---------- DATA FOR PROCESSING ----------

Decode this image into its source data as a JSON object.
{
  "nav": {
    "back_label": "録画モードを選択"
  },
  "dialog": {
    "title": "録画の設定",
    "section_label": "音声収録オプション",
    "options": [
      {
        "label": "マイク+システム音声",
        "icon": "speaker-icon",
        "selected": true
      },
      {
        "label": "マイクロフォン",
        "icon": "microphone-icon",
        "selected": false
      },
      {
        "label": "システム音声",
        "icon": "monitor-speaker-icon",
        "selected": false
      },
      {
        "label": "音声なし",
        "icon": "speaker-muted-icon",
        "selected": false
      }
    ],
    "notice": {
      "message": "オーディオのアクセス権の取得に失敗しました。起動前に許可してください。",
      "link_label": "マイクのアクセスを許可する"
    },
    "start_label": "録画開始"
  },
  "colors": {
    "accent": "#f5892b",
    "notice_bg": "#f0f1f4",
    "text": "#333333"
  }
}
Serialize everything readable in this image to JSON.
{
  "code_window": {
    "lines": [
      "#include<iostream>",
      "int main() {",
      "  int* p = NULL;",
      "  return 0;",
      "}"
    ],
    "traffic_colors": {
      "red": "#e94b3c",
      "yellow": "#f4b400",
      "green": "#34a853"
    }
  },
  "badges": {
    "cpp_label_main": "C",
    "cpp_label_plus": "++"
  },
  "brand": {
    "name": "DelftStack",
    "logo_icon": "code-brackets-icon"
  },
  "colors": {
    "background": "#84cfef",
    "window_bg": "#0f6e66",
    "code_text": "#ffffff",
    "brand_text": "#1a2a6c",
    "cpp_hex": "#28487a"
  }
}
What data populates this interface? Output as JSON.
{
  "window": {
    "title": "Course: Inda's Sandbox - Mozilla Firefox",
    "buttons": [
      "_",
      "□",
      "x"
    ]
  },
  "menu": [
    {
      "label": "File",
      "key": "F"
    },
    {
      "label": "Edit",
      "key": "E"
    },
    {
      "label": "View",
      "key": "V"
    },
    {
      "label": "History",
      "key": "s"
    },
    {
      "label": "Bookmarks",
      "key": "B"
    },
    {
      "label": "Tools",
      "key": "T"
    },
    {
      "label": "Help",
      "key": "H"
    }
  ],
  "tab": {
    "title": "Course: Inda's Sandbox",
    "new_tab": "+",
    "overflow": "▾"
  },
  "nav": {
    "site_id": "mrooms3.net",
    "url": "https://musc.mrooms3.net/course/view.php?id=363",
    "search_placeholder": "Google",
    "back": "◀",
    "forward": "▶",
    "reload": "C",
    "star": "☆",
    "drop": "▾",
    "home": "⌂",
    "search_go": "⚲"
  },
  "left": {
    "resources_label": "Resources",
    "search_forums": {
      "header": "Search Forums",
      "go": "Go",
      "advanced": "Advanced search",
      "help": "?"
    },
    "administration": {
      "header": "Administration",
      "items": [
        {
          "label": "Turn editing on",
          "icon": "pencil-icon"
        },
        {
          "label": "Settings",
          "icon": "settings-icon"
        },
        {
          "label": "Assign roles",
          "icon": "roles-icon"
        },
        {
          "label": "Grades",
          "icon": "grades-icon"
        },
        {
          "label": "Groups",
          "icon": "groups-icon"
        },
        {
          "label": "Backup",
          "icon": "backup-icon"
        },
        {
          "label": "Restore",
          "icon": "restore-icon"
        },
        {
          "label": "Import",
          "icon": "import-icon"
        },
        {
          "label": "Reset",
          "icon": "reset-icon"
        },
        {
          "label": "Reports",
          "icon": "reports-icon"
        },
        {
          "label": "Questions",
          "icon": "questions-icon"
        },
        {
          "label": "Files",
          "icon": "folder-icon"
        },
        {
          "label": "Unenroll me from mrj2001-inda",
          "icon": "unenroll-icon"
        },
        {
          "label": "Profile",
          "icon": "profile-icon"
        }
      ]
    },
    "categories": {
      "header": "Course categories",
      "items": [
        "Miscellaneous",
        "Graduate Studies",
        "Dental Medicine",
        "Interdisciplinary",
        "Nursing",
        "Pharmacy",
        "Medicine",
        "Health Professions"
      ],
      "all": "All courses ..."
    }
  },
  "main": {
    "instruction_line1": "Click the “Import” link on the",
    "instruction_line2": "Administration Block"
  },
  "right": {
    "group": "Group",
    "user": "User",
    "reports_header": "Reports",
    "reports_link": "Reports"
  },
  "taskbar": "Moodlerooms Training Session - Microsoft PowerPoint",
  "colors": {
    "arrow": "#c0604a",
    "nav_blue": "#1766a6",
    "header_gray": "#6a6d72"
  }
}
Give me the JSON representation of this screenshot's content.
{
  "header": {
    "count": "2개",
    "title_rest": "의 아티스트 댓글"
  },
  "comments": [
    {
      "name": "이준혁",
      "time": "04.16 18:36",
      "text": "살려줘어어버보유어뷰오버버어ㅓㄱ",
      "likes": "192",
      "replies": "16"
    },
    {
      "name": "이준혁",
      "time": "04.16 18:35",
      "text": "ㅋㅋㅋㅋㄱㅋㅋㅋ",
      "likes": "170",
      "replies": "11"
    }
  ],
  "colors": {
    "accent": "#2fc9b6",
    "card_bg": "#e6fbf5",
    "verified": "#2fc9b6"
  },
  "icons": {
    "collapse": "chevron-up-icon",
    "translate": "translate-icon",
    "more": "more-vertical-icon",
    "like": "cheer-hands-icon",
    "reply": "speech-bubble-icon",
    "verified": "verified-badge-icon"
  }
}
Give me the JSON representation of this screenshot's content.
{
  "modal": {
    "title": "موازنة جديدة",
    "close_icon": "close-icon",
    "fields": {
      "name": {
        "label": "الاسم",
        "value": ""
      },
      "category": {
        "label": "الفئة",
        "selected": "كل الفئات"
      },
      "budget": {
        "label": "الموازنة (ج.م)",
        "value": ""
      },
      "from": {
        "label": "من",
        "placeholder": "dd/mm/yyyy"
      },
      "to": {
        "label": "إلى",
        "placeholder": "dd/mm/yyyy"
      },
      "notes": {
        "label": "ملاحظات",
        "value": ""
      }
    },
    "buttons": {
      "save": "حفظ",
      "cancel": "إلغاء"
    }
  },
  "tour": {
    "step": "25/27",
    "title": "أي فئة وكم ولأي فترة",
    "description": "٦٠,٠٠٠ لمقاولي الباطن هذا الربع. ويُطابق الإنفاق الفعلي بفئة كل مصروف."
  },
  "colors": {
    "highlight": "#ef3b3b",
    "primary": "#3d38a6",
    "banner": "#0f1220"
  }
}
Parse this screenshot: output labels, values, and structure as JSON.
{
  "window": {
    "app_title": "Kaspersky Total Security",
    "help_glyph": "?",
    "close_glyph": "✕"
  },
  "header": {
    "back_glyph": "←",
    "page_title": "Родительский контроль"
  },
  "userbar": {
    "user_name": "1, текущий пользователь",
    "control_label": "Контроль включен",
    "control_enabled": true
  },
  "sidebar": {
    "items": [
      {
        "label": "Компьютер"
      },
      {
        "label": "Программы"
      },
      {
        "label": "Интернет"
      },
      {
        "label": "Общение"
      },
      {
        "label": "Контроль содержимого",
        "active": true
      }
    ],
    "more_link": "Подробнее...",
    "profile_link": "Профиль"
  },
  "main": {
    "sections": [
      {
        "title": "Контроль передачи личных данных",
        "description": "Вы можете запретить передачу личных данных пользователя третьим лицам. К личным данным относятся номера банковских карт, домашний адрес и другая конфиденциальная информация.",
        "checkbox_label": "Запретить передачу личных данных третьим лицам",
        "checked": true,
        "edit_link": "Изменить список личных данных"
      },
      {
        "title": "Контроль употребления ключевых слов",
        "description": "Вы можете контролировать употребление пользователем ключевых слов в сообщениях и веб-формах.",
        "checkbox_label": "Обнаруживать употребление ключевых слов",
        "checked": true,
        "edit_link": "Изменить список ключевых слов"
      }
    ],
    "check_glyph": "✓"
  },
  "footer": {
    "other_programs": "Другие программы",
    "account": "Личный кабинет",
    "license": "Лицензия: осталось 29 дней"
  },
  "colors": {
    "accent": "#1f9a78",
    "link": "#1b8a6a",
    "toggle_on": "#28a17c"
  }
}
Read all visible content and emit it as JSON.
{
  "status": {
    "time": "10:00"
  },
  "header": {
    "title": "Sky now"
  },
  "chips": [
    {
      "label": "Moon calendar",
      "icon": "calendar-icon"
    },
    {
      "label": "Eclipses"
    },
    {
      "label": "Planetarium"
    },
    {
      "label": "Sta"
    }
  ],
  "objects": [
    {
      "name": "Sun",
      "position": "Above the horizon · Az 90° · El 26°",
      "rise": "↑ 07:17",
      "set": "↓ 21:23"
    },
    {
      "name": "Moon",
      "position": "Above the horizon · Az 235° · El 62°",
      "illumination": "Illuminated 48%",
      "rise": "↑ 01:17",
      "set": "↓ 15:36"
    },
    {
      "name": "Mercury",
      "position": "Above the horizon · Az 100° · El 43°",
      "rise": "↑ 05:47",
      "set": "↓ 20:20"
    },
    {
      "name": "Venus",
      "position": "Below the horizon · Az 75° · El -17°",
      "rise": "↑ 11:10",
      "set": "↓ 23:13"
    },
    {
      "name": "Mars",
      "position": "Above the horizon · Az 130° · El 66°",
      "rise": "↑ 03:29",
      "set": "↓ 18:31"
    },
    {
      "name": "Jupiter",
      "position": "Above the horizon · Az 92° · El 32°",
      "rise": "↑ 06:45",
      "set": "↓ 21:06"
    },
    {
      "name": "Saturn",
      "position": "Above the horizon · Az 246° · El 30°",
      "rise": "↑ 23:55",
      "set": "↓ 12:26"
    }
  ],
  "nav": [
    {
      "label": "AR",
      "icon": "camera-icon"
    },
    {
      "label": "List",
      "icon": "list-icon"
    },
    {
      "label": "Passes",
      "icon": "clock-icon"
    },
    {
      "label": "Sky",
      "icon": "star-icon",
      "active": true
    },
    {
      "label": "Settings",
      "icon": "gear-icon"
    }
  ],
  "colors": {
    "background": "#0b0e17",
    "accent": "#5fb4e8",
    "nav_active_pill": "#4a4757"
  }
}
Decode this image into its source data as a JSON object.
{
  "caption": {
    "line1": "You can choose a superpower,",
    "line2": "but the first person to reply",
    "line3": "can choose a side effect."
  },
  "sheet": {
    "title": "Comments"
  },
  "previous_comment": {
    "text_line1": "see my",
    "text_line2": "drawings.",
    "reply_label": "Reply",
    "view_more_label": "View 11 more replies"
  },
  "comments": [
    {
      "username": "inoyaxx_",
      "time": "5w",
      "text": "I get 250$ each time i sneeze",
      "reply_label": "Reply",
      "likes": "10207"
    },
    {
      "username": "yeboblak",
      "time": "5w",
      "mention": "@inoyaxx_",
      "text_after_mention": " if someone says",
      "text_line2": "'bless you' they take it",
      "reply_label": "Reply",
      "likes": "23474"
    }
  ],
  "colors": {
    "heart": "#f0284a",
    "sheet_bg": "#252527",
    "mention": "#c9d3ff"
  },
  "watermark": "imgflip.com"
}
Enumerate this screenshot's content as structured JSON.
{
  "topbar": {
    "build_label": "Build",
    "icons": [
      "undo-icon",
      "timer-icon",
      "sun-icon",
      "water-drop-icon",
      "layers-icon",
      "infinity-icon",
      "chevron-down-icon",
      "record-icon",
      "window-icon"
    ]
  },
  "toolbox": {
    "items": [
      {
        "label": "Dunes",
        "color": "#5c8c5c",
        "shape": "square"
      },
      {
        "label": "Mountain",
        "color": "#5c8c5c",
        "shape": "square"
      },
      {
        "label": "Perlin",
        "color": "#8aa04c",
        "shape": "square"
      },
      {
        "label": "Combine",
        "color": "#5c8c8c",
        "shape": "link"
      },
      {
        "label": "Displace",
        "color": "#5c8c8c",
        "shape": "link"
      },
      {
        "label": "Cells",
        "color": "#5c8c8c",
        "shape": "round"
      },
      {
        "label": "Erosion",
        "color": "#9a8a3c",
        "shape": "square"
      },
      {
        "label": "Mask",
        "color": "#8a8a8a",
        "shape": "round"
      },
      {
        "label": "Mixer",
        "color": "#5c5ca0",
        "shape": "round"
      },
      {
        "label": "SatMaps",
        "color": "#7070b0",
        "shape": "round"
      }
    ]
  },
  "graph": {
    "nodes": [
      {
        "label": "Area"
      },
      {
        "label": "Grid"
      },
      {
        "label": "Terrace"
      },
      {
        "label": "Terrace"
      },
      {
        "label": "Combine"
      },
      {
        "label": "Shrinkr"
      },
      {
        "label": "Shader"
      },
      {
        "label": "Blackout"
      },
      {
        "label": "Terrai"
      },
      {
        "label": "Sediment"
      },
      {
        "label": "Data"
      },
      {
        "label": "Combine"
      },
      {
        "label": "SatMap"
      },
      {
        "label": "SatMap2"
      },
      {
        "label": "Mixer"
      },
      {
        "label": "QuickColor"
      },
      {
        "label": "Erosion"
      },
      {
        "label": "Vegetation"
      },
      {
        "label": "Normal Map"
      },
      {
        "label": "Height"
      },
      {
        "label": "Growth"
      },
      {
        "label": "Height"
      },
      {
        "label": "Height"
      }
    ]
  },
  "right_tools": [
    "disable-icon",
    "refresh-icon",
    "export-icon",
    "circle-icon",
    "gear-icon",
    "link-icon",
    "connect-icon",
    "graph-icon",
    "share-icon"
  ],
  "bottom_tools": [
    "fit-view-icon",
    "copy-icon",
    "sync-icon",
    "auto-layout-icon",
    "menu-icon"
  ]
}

----------

> **WHAT YOU WILL DO**: Copy each line of the records above that carries the word "verified".

> **ANSWER TO THIS EXERCISE**:
    "verified": "#2fc9b6"
    "verified": "verified-badge-icon"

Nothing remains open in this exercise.